[Start Given information]

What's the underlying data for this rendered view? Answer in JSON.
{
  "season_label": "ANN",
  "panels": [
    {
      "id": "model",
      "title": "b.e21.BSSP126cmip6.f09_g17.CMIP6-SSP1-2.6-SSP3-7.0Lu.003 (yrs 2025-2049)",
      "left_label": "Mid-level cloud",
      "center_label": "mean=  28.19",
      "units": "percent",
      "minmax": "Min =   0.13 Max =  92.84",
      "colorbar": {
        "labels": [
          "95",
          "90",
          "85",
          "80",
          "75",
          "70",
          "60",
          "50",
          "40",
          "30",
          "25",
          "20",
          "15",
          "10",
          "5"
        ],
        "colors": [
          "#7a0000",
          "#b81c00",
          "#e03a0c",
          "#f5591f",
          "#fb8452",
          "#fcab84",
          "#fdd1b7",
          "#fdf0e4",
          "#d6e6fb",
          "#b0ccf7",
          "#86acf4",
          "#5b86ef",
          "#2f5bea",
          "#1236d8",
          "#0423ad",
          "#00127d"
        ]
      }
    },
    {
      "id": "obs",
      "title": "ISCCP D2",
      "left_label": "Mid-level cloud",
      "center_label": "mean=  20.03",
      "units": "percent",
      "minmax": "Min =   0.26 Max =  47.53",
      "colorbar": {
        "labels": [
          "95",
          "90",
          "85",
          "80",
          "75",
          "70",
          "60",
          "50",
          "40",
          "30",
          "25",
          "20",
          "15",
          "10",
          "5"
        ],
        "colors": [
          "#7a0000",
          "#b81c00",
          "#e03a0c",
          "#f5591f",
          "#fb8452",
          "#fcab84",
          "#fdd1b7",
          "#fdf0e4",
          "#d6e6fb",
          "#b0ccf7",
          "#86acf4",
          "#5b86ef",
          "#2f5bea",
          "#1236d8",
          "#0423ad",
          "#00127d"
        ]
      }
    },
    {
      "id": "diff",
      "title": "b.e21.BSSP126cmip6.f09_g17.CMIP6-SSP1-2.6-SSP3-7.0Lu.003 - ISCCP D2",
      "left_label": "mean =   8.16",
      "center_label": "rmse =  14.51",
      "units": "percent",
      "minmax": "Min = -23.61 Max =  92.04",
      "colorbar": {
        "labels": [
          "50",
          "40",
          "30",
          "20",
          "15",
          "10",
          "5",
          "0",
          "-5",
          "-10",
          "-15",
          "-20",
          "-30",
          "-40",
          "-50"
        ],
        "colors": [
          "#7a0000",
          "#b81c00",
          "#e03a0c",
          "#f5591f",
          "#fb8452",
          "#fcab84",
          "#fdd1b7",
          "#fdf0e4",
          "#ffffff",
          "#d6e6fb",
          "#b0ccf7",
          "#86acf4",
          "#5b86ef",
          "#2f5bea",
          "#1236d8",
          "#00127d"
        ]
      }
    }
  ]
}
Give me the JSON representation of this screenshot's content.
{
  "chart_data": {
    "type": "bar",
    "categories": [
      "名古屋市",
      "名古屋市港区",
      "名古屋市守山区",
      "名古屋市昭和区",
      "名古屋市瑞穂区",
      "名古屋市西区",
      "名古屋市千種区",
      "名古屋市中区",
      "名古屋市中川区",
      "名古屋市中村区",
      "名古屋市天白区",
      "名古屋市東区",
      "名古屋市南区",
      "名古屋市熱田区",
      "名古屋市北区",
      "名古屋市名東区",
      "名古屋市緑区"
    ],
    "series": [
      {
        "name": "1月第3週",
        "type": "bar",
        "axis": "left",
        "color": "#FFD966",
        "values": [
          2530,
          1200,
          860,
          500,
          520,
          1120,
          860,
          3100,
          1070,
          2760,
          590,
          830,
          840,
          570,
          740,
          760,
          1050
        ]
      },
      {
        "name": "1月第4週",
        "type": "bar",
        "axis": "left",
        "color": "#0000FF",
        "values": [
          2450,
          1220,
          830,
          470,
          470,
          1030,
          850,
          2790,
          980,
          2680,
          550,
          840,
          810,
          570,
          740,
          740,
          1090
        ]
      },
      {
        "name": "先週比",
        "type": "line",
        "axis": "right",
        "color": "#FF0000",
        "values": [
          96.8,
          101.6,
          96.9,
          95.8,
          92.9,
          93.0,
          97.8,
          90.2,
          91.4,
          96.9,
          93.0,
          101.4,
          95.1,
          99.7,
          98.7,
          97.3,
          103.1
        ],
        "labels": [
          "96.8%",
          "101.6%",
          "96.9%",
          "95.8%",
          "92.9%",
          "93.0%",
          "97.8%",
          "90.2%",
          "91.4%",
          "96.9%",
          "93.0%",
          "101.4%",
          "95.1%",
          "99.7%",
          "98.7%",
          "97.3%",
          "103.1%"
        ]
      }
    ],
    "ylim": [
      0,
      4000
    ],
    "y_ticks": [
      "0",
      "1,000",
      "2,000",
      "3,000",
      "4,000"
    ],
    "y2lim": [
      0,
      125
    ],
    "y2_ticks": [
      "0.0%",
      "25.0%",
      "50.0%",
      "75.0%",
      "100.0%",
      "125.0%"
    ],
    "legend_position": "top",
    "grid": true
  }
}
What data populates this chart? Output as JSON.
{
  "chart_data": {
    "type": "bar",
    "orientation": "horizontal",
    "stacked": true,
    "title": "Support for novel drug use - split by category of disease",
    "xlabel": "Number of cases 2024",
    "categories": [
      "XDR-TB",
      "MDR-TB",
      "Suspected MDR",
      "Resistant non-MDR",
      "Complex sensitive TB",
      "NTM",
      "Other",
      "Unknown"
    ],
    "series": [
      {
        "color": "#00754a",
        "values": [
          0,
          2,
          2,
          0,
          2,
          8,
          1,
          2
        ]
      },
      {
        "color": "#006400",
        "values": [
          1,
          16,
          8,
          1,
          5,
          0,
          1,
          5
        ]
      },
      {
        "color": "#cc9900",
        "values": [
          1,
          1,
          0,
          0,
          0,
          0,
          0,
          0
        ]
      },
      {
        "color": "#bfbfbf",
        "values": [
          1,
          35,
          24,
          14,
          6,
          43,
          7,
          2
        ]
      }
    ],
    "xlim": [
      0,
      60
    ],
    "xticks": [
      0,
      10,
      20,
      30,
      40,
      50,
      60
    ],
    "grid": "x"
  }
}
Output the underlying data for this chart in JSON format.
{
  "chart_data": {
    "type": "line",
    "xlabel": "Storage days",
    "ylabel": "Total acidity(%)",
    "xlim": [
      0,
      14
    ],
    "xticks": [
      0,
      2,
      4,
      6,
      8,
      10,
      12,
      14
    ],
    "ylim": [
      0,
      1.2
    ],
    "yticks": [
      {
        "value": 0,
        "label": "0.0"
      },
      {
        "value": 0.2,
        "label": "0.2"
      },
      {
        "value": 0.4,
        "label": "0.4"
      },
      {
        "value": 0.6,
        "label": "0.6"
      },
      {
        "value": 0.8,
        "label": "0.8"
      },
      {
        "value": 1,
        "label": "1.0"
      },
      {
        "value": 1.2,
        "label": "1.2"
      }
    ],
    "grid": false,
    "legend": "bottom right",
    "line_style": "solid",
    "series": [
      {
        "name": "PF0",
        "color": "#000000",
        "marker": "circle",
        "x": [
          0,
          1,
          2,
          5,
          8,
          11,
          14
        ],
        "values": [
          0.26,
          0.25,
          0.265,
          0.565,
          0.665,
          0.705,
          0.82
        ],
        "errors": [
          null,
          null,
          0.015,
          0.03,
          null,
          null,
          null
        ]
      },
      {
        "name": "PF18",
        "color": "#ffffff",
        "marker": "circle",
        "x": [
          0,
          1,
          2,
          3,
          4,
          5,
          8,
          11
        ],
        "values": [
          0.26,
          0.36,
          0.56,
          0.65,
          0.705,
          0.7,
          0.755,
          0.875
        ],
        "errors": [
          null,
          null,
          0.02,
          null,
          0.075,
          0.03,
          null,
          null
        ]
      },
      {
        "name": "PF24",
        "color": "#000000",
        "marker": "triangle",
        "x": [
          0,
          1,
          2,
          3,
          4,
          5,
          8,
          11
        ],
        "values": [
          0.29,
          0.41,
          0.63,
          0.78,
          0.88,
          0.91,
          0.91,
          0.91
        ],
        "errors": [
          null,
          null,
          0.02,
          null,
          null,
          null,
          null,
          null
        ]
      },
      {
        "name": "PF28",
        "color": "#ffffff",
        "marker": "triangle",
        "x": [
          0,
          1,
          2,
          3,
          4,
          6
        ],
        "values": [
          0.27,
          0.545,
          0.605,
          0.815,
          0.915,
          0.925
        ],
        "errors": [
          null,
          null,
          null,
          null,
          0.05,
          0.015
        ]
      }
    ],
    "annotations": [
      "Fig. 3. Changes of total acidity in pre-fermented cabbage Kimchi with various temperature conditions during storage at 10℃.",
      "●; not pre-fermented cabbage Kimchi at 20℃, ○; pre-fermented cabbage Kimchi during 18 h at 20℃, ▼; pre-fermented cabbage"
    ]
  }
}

[End Given information]

**Exercise details**
Provide only the count of lines in the data above that include the string "name".

**Exercise response**
7